=== Document passage ===
When Did Christians Stop Seeking Martyrdom?
Christianity's founder was a martyr, not Islam's.
Painting by Jean-Léon Gérôme/Wikimedia Commons.
Federal authorities arrested a Bangladeshi man who attempted to blow up the Federal Reserve building in Manhattan on Wednesday. Just prior to his arrest, Quazi Nafis told an undercover officer, “We will not stop until we attain victory or martyrdom.” Islam was not founded by a martyr, but Christianity was. When did Christians stop actively seeking martyrdom?
Around the third century, with some exceptions. Martyrdom was hugely important in early Christian theology. The first Christians believed that Jesus’s promise, “Ye shall indeed drink of the cup that I drink of,” was an invitation to martyrdom. Dying for the faith guaranteed immediate passage to heaven, where martyrs sit on a throne next to God himself. Early Christians buried their deceased loved ones near the graves of martyrs, hoping that they could somehow hitch a ride to paradise. Initially, there was no taboo against actively seeking martyrdom. The North African writer Tertullian praised thousands of Carthaginian Christians who supposedly approached the Roman governor en masse to request execution—the governor is said to have declined—and there were reports of similar incidents. Beginning in the third century, however, Christian theologians argued that this kind of behavior shouldn’t be glorified. Within a few decades, the orthodox Christian view was that voluntarily seeking execution was suicide, not martyrdom.
Despite this doctrinal shift, many rank-and-file Christians continued to seek martyrdom for centuries, often by provoking members of other faiths. In the fifth century, for example, a Christian burned down a Zoroastrian temple in Persia, knowing that the act would result in his execution. In a crisis, even Christian authorities have abandoned the prohibition against voluntary martyrdom. The diaries of medieval crusaders clearly indicate that they viewed themselves as martyrs, and Pope Urban II offered the fallen complete absolution and immediate passage to heaven. (The status of crusaders as voluntary martyrs is somewhat controversial, because they may have viewed themselves as draftees in a defensive war.)
Islamic martyrdom now has a higher profile, but Christian extremists still refer to themselves as martyrs today. Norwegian terrorist Anders Behring Breivik, who killed dozens of people at a political youth camp near Oslo, called his plot a “martyrdom operation.”
=== Stored records ===
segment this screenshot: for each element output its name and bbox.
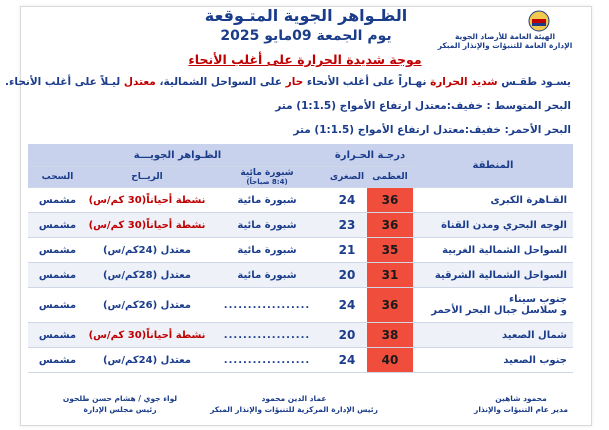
summary-line-1: يسـود طقـس شديد الحرارة نهـاراً على أغلب الأنحاء حار على السواحل الشمالية، معتدل ليـلاً على أغلب الأنحاء. xyxy=(5,76,571,88)
table-row xyxy=(28,238,573,263)
table-row xyxy=(28,263,573,288)
max-temp-cell: 40 xyxy=(367,348,413,373)
header-temperature: درجـة الحـرارة xyxy=(327,144,413,167)
region-cell: جنوب الصعيد xyxy=(413,348,573,373)
min-temp-cell: 24 xyxy=(327,348,367,373)
table-row xyxy=(28,323,573,348)
signature-central-admin: عماد الدين محمود رئيس الإدارة المركزية للتنبؤات والإنذار المبكر xyxy=(210,394,378,414)
wind-cell: نشطة أحياناً(30 كم/س) xyxy=(87,323,207,348)
cloud-cell: مشمس xyxy=(28,188,87,213)
signature-board-chair: لواء جوي / هشام حسن طلحون رئيس مجلس الإدارة xyxy=(62,394,178,414)
min-temp-cell: 24 xyxy=(327,188,367,213)
cloud-cell: مشمس xyxy=(28,238,87,263)
fog-cell: شبورة مائية xyxy=(207,188,327,213)
page-title: الظـواهر الجوية المتـوقعة xyxy=(204,6,408,25)
fog-cell: شبورة مائية xyxy=(207,263,327,288)
summary-mediterranean: البحر المتوسط : خفيف:معتدل ارتفاع الأمواج (1:1.5) متر xyxy=(275,100,571,112)
max-temp-cell: 36 xyxy=(367,288,413,323)
cloud-cell: مشمس xyxy=(28,288,87,323)
fog-cell: شبورة مائية xyxy=(207,238,327,263)
max-temp-cell: 35 xyxy=(367,238,413,263)
region-cell: شمال الصعيد xyxy=(413,323,573,348)
region-cell: السواحل الشمالية الغربية xyxy=(413,238,573,263)
org-line-1: الهيئة العامة للأرصاد الجوية xyxy=(454,32,556,41)
region-cell: السواحل الشمالية الشرقية xyxy=(413,263,573,288)
fog-cell: .................. xyxy=(207,288,327,323)
forecast-table xyxy=(28,144,573,373)
meteorology-logo-icon xyxy=(526,10,552,32)
signature-forecast-director: محمود شاهين مدير عام التنبؤات والإنذار xyxy=(474,394,568,414)
table-row xyxy=(28,213,573,238)
table-header-row-1 xyxy=(28,144,573,167)
header-fog: شبورة مائية (8:4 صباحاً) xyxy=(207,167,327,188)
header-phenomena: الظـواهر الجويـــة xyxy=(28,144,327,167)
min-temp-cell: 24 xyxy=(327,288,367,323)
min-temp-cell: 21 xyxy=(327,238,367,263)
organization-name xyxy=(425,32,585,50)
table-row xyxy=(28,188,573,213)
fog-cell: .................. xyxy=(207,348,327,373)
bulletin-date: يوم الجمعة 09مايو 2025 xyxy=(220,28,392,44)
min-temp-cell: 20 xyxy=(327,323,367,348)
header-max: العظمى xyxy=(367,167,413,188)
wind-cell: معتدل (24كم/س) xyxy=(87,238,207,263)
region-cell: الوجه البحري ومدن القناة xyxy=(413,213,573,238)
region-cell: جنوب سيناء و سلاسل جبال البحر الأحمر xyxy=(413,288,573,323)
max-temp-cell: 36 xyxy=(367,213,413,238)
fog-cell: شبورة مائية xyxy=(207,213,327,238)
wind-cell: نشطة أحياناً(30 كم/س) xyxy=(87,188,207,213)
max-temp-cell: 38 xyxy=(367,323,413,348)
table-body xyxy=(28,188,573,373)
wind-cell: معتدل (24كم/س) xyxy=(87,348,207,373)
table-row xyxy=(28,348,573,373)
cloud-cell: مشمس xyxy=(28,263,87,288)
table-row xyxy=(28,288,573,323)
min-temp-cell: 23 xyxy=(327,213,367,238)
header-wind: الريــاح xyxy=(87,167,207,188)
fog-cell: .................. xyxy=(207,323,327,348)
org-line-2: الإدارة العامة للتنبؤات والإنذار المبكر xyxy=(437,41,573,50)
header-min: الصغرى xyxy=(327,167,367,188)
cloud-cell: مشمس xyxy=(28,213,87,238)
cloud-cell: مشمس xyxy=(28,348,87,373)
wind-cell: معتدل (26كم/س) xyxy=(87,288,207,323)
headline-warning: موجة شديدة الحرارة على أغلب الأنحاء xyxy=(188,52,422,67)
max-temp-cell: 31 xyxy=(367,263,413,288)
header-cloud: السحب xyxy=(28,167,87,188)
summary-red-sea: البحر الأحمر: خفيف:معتدل ارتفاع الأمواج (1:1.5) متر xyxy=(293,124,571,136)
cloud-cell: مشمس xyxy=(28,323,87,348)
wind-cell: نشطة أحياناً(30 كم/س) xyxy=(87,213,207,238)
region-cell: القـاهرة الكبرى xyxy=(413,188,573,213)
min-temp-cell: 20 xyxy=(327,263,367,288)
wind-cell: معتدل (28كم/س) xyxy=(87,263,207,288)
max-temp-cell: 36 xyxy=(367,188,413,213)
header-region: المنطقة xyxy=(413,144,573,188)
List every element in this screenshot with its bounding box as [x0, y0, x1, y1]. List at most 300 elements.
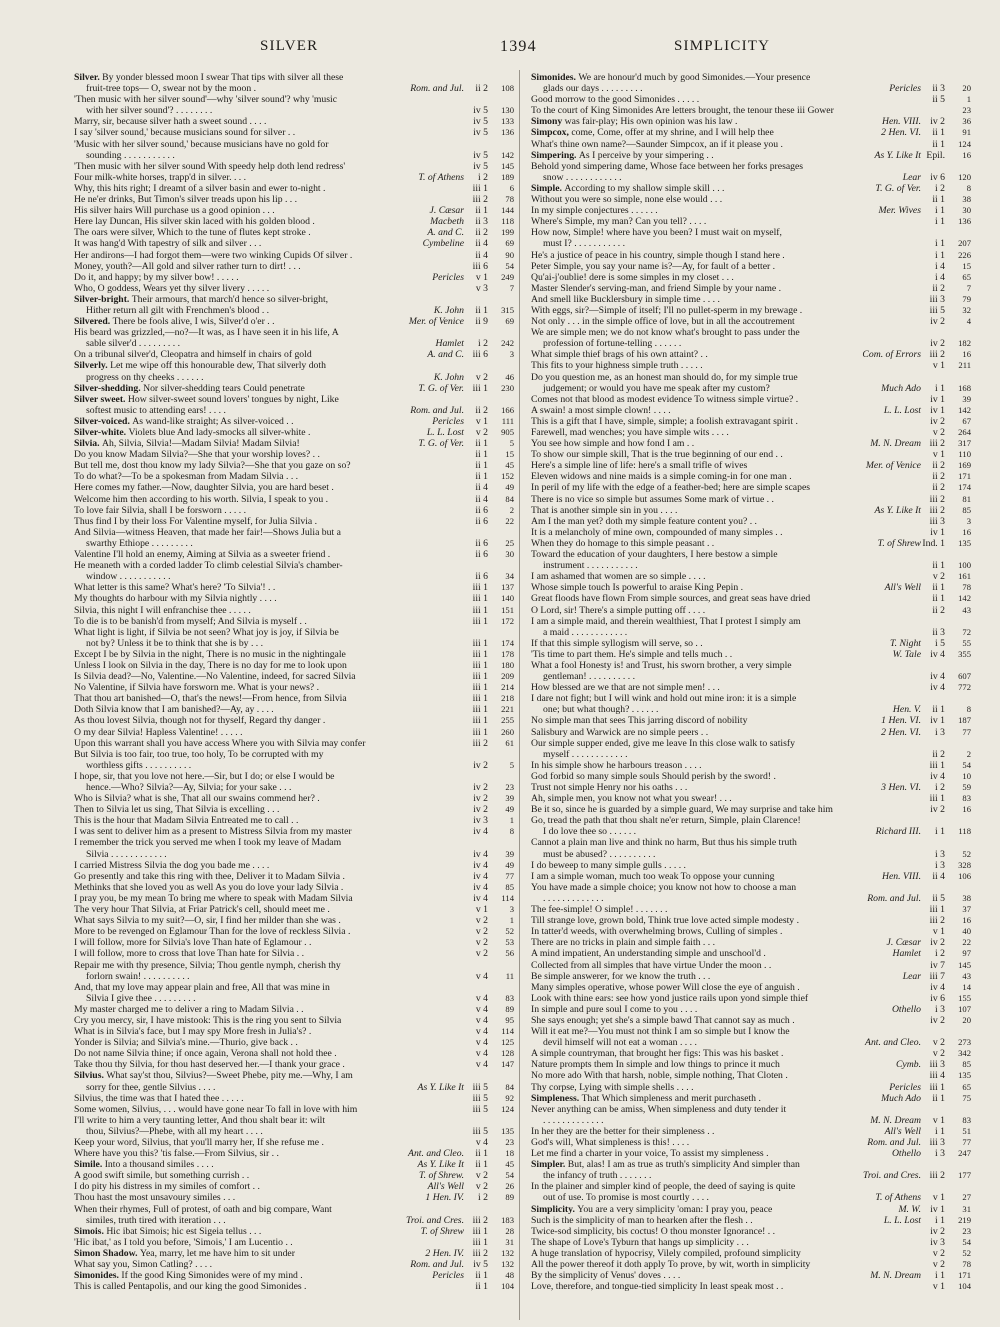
===
_What the task asks_.
Duplicate the passage of the article on Christian martyrdom from "Despite this doctrinal" up to and including "a defensive war.)". The data is a separate set of material and has no connection to the article on Christian martyrdom.

_The response_.
Despite this doctrinal shift, many rank-and-file Christians continued to seek martyrdom for centuries, often by provoking members of other faiths. In the fifth century, for example, a Christian burned down a Zoroastrian temple in Persia, knowing that the act would result in his execution. In a crisis, even Christian authorities have abandoned the prohibition against voluntary martyrdom. The diaries of medieval crusaders clearly indicate that they viewed themselves as martyrs, and Pope Urban II offered the fallen complete absolution and immediate passage to heaven. (The status of crusaders as voluntary martyrs is somewhat controversial, because they may have viewed themselves as draftees in a defensive war.)